Figure record extracts:

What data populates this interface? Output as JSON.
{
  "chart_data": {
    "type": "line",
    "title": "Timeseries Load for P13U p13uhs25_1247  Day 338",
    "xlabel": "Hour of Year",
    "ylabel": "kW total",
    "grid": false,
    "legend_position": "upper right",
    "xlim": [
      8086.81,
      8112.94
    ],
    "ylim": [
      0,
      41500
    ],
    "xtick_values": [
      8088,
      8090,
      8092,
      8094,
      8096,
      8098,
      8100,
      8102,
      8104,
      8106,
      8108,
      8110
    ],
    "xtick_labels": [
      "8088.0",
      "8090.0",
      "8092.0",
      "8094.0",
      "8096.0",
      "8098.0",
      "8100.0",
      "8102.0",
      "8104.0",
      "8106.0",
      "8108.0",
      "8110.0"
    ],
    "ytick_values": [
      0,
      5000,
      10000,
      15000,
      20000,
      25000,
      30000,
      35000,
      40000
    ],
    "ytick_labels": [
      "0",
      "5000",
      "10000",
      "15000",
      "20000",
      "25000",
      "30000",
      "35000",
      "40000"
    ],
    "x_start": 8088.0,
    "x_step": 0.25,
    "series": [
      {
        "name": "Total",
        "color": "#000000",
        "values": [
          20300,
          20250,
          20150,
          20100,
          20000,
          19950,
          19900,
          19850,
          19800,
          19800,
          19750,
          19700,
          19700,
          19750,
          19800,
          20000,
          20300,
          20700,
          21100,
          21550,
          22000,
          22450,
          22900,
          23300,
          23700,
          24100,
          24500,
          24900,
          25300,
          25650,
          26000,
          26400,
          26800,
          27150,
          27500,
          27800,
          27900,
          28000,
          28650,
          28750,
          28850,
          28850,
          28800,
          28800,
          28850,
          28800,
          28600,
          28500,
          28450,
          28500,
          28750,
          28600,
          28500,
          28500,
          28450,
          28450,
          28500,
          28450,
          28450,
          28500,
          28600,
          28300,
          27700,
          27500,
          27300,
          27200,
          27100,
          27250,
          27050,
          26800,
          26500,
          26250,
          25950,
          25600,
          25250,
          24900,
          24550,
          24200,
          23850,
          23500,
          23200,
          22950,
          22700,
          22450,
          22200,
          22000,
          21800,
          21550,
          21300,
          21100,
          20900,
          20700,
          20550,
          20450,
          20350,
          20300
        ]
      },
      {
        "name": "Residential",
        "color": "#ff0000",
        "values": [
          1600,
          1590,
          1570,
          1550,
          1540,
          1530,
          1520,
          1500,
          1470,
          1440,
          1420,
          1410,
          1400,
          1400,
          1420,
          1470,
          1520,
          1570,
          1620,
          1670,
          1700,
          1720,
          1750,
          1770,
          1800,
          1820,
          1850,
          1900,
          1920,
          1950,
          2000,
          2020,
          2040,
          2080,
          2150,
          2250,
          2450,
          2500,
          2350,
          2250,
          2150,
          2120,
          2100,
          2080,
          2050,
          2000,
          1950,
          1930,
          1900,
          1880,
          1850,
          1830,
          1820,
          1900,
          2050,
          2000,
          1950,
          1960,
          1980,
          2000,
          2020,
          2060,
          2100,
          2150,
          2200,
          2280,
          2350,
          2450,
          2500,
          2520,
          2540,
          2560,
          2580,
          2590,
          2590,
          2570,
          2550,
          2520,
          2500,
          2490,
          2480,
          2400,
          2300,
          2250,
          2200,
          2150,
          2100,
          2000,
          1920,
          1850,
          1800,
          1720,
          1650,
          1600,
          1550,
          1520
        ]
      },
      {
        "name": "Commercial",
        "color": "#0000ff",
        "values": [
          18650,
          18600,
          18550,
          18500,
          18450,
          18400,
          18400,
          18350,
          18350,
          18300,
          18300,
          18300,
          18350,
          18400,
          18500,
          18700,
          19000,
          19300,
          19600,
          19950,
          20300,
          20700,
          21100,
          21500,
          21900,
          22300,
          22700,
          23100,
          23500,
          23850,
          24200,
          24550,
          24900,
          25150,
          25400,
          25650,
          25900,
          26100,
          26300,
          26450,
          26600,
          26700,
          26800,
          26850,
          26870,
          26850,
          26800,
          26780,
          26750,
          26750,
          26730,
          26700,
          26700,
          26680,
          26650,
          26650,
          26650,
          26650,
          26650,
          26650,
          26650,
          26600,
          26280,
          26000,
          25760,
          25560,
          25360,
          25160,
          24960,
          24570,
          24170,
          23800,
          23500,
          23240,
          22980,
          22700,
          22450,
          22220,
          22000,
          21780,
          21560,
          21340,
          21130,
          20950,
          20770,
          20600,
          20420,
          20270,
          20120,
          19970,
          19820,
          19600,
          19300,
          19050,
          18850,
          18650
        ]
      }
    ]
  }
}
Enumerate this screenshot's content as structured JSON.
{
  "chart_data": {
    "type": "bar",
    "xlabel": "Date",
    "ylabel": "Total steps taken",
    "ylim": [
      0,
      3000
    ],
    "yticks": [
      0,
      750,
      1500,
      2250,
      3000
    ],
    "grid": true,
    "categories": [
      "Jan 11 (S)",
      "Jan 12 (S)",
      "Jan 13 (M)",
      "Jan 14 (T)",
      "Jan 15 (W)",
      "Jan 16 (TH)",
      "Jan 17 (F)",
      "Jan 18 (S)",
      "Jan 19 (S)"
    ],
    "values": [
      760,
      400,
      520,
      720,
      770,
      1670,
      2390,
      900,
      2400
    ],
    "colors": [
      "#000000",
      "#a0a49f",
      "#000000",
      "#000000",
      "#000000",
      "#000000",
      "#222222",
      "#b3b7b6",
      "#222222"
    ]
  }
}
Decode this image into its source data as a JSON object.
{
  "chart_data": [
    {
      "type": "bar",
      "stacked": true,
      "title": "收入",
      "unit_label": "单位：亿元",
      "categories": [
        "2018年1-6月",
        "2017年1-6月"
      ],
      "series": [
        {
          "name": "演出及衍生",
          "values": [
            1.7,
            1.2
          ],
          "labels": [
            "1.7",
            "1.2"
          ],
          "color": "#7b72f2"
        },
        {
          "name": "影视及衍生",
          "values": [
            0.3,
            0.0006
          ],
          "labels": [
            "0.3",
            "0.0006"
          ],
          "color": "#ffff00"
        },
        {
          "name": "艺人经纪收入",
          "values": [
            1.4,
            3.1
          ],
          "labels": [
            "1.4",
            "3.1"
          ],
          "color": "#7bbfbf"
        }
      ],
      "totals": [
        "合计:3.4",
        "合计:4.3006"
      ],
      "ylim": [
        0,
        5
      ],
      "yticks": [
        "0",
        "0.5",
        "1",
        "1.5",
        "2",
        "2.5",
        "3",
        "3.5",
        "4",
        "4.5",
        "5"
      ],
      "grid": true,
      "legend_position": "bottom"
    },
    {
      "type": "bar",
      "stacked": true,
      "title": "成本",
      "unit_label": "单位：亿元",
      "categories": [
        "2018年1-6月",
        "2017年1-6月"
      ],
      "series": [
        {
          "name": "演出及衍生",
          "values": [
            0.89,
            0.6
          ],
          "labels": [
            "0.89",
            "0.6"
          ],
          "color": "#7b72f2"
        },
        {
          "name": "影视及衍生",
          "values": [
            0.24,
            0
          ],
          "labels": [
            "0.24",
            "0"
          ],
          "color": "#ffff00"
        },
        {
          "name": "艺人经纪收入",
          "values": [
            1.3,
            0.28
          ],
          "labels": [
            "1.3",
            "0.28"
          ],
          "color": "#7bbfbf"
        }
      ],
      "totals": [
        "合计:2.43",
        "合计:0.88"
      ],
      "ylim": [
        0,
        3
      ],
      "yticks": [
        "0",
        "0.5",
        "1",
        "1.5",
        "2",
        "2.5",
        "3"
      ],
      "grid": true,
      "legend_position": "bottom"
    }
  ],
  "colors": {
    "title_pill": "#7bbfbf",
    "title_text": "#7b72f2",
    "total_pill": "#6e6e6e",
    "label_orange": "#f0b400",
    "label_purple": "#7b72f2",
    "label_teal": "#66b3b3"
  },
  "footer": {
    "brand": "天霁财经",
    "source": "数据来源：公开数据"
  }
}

→ **Work required**: In the listing, how many lines hold "source"? Answer with a bare number.

→ **Correct result**: 2